**Extracted data:**
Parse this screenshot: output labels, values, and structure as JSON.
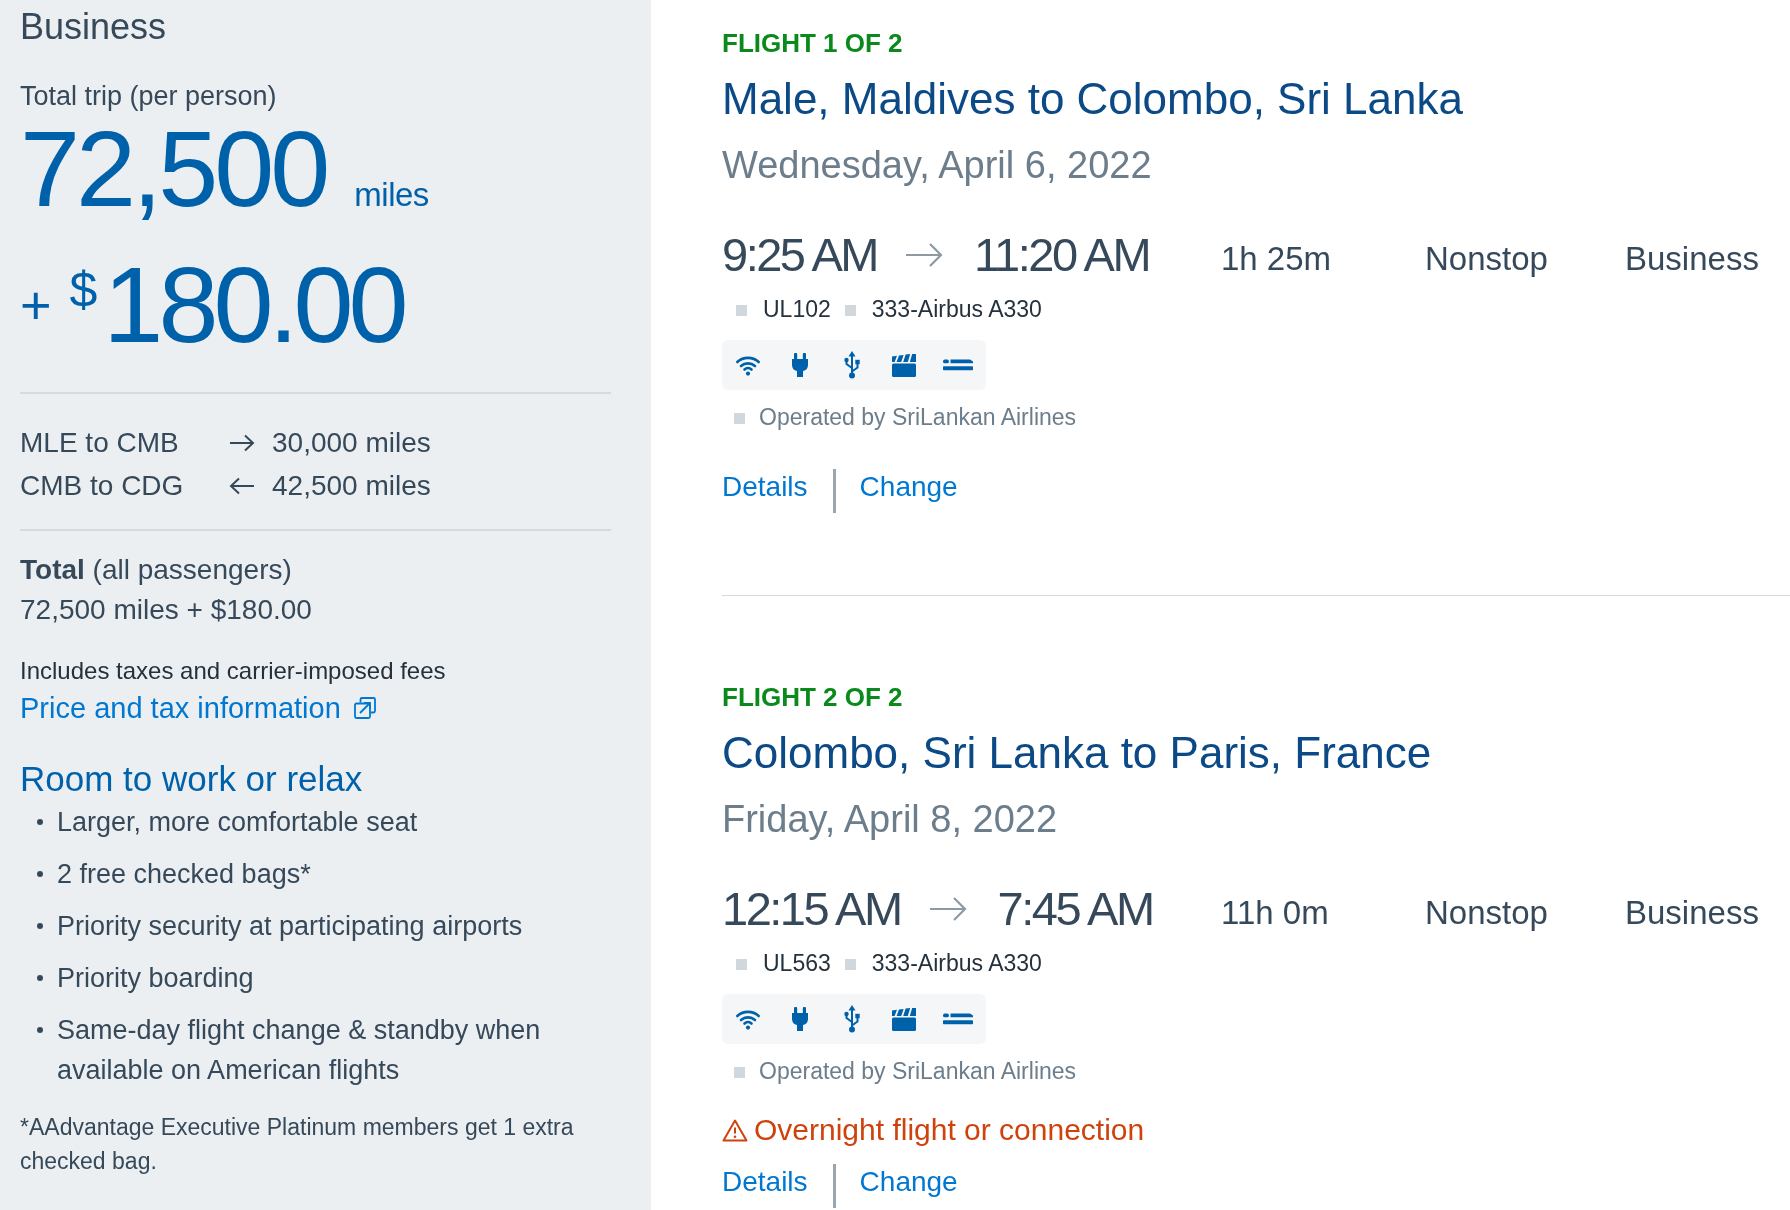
{
  "fare_summary": {
    "cabin": "Business",
    "per_person_label": "Total trip (per person)",
    "miles": {
      "amount": "72,500",
      "unit": "miles"
    },
    "cash": {
      "prefix": "+",
      "currency": "$",
      "amount": "180.00"
    },
    "legs": [
      {
        "route": "MLE to CMB",
        "kind": "outbound",
        "miles": "30,000 miles"
      },
      {
        "route": "CMB to CDG",
        "kind": "return",
        "miles": "42,500 miles"
      }
    ],
    "total_label": "**Total** (all passengers)",
    "total_value": "72,500 miles + $180.00",
    "taxes_note": "Includes taxes and carrier-imposed fees",
    "price_link": "Price and tax information"
  },
  "benefits": {
    "heading": "Room to work or relax",
    "items": [
      "Larger, more comfortable seat",
      "2 free checked bags*",
      "Priority security at participating airports",
      "Priority boarding",
      "Same-day flight change & standby when available on American flights"
    ],
    "footnote": "*AAdvantage Executive Platinum members get 1 extra checked bag."
  },
  "flights": [
    {
      "heading": "FLIGHT 1 OF 2",
      "route": "Male, Maldives to Colombo, Sri Lanka",
      "date": "Wednesday, April 6, 2022",
      "depart": "9:25 AM",
      "arrive": "11:20 AM",
      "duration": "1h 25m",
      "stops": "Nonstop",
      "cabin": "Business",
      "flight_number": "UL102",
      "aircraft": "333-Airbus A330",
      "amenities": [
        {
          "kind": "wifi"
        },
        {
          "kind": "power"
        },
        {
          "kind": "usb"
        },
        {
          "kind": "entertainment"
        },
        {
          "kind": "lie-flat-seat"
        }
      ],
      "operator": "Operated by SriLankan Airlines",
      "actions": [
        "Details",
        "Change"
      ]
    },
    {
      "heading": "FLIGHT 2 OF 2",
      "route": "Colombo, Sri Lanka to Paris, France",
      "date": "Friday, April 8, 2022",
      "depart": "12:15 AM",
      "arrive": "7:45 AM",
      "duration": "11h 0m",
      "stops": "Nonstop",
      "cabin": "Business",
      "flight_number": "UL563",
      "aircraft": "333-Airbus A330",
      "amenities": [
        {
          "kind": "wifi"
        },
        {
          "kind": "power"
        },
        {
          "kind": "usb"
        },
        {
          "kind": "entertainment"
        },
        {
          "kind": "lie-flat-seat"
        }
      ],
      "operator": "Operated by SriLankan Airlines",
      "warning": "Overnight flight or connection",
      "actions": [
        "Details",
        "Change"
      ]
    }
  ]
}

**Problem:** Give all the lines above again, character for character, without pictures.

**Exercise solution:**
Parse this screenshot: output labels, values, and structure as JSON.
{
  "fare_summary": {
    "cabin": "Business",
    "per_person_label": "Total trip (per person)",
    "miles": {
      "amount": "72,500",
      "unit": "miles"
    },
    "cash": {
      "prefix": "+",
      "currency": "$",
      "amount": "180.00"
    },
    "legs": [
      {
        "route": "MLE to CMB",
        "kind": "outbound",
        "miles": "30,000 miles"
      },
      {
        "route": "CMB to CDG",
        "kind": "return",
        "miles": "42,500 miles"
      }
    ],
    "total_label": "**Total** (all passengers)",
    "total_value": "72,500 miles + $180.00",
    "taxes_note": "Includes taxes and carrier-imposed fees",
    "price_link": "Price and tax information"
  },
  "benefits": {
    "heading": "Room to work or relax",
    "items": [
      "Larger, more comfortable seat",
      "2 free checked bags*",
      "Priority security at participating airports",
      "Priority boarding",
      "Same-day flight change & standby when available on American flights"
    ],
    "footnote": "*AAdvantage Executive Platinum members get 1 extra checked bag."
  },
  "flights": [
    {
      "heading": "FLIGHT 1 OF 2",
      "route": "Male, Maldives to Colombo, Sri Lanka",
      "date": "Wednesday, April 6, 2022",
      "depart": "9:25 AM",
      "arrive": "11:20 AM",
      "duration": "1h 25m",
      "stops": "Nonstop",
      "cabin": "Business",
      "flight_number": "UL102",
      "aircraft": "333-Airbus A330",
      "amenities": [
        {
          "kind": "wifi"
        },
        {
          "kind": "power"
        },
        {
          "kind": "usb"
        },
        {
          "kind": "entertainment"
        },
        {
          "kind": "lie-flat-seat"
        }
      ],
      "operator": "Operated by SriLankan Airlines",
      "actions": [
        "Details",
        "Change"
      ]
    },
    {
      "heading": "FLIGHT 2 OF 2",
      "route": "Colombo, Sri Lanka to Paris, France",
      "date": "Friday, April 8, 2022",
      "depart": "12:15 AM",
      "arrive": "7:45 AM",
      "duration": "11h 0m",
      "stops": "Nonstop",
      "cabin": "Business",
      "flight_number": "UL563",
      "aircraft": "333-Airbus A330",
      "amenities": [
        {
          "kind": "wifi"
        },
        {
          "kind": "power"
        },
        {
          "kind": "usb"
        },
        {
          "kind": "entertainment"
        },
        {
          "kind": "lie-flat-seat"
        }
      ],
      "operator": "Operated by SriLankan Airlines",
      "warning": "Overnight flight or connection",
      "actions": [
        "Details",
        "Change"
      ]
    }
  ]
}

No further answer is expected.